## Task brief
Copy out each line in the material below that has the word "pattern".

## Provided material
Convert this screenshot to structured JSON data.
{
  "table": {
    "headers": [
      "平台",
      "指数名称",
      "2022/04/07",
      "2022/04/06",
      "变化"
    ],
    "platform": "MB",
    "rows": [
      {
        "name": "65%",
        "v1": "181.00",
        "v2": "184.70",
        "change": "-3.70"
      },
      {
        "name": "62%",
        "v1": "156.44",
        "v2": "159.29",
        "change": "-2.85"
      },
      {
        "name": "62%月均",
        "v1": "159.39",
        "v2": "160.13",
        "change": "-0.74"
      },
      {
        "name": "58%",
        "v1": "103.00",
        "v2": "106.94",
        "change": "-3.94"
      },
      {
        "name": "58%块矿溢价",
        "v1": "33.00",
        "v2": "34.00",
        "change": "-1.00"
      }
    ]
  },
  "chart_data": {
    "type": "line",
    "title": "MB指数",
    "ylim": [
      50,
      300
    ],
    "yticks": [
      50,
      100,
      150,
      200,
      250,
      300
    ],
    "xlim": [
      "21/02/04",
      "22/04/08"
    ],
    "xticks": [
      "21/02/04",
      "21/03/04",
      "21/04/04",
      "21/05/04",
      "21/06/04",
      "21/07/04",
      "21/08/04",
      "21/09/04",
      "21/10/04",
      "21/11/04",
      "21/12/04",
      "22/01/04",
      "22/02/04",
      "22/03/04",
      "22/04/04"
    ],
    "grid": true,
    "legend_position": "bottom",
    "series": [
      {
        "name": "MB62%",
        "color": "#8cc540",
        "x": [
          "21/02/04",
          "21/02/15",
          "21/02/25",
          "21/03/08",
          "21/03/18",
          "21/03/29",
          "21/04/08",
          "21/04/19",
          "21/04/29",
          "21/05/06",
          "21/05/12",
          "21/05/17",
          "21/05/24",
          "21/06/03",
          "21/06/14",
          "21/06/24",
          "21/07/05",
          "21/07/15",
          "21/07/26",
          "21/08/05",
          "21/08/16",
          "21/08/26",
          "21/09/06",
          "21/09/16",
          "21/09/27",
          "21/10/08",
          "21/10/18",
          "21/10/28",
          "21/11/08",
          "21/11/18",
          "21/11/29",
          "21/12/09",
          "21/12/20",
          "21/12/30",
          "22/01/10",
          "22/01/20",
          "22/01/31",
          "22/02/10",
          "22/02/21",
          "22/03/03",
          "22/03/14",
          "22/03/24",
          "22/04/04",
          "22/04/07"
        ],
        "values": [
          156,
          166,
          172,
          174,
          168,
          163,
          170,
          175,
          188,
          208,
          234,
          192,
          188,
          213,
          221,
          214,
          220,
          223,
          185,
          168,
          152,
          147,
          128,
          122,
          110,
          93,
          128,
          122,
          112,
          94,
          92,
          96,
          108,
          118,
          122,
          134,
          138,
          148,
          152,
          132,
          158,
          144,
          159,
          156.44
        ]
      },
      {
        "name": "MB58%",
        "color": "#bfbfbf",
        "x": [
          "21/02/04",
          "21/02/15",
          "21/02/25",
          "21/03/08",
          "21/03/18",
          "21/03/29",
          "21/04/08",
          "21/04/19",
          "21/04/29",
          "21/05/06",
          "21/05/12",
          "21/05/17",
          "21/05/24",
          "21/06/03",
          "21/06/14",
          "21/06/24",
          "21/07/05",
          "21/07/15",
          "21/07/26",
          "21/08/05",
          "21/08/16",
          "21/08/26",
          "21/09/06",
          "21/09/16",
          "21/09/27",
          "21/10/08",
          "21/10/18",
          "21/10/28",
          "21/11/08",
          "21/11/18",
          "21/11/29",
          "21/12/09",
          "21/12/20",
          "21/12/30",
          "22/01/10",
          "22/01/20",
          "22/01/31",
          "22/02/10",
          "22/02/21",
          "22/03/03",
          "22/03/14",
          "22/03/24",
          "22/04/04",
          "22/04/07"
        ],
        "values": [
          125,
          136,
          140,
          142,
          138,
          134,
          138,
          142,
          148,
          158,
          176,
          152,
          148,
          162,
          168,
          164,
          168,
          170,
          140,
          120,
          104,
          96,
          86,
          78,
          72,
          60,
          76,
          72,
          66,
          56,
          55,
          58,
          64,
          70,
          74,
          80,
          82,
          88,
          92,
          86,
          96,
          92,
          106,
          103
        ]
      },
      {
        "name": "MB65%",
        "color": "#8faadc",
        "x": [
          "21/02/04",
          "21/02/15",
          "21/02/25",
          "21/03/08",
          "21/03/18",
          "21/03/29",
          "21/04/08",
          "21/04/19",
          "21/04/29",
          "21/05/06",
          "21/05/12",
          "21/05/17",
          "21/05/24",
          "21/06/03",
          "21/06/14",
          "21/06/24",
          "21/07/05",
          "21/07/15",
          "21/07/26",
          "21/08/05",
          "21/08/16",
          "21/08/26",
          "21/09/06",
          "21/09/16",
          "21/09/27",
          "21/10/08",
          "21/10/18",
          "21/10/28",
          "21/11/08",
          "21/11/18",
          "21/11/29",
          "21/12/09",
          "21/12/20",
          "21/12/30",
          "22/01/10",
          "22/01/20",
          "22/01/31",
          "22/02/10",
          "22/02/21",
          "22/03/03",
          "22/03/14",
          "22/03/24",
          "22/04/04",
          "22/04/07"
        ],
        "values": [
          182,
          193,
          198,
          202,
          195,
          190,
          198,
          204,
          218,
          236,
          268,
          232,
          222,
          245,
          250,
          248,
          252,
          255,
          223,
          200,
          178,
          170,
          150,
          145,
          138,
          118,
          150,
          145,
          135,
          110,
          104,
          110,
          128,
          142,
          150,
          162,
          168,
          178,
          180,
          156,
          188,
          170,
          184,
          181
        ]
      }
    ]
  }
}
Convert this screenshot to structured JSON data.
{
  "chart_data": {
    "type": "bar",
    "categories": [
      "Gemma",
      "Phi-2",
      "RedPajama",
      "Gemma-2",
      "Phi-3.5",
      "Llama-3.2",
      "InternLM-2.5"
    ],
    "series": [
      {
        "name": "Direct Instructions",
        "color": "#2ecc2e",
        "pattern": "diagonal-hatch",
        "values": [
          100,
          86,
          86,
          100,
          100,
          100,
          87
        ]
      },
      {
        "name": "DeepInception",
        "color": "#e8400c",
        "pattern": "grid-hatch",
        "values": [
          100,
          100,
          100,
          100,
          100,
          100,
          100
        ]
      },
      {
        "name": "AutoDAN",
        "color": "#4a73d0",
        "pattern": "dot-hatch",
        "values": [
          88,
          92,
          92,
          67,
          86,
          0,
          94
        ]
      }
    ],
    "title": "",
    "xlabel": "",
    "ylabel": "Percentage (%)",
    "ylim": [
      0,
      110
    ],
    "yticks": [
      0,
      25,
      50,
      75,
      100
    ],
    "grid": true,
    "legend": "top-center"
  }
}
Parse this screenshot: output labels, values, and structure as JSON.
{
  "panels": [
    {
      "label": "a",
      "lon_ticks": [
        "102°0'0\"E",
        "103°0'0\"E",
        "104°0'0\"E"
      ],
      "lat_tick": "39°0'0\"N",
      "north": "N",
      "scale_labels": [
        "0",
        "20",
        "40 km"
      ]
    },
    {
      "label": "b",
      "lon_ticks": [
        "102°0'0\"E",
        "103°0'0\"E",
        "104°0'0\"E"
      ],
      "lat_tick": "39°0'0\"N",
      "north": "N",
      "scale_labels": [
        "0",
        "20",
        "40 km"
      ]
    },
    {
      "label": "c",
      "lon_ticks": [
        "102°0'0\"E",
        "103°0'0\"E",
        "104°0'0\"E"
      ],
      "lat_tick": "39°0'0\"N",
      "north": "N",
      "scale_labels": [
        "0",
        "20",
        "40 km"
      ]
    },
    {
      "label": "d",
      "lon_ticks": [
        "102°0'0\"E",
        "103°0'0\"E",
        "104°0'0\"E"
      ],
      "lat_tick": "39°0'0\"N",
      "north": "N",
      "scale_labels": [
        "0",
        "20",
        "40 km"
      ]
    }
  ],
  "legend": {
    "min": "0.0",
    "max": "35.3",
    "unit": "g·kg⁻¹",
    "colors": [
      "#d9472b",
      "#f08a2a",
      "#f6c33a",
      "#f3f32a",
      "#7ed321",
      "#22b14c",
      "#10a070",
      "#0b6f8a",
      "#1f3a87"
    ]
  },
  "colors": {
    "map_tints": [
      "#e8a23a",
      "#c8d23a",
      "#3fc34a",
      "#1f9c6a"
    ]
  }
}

## Solution to this task
        "pattern": "diagonal-hatch",
        "pattern": "grid-hatch",
        "pattern": "dot-hatch",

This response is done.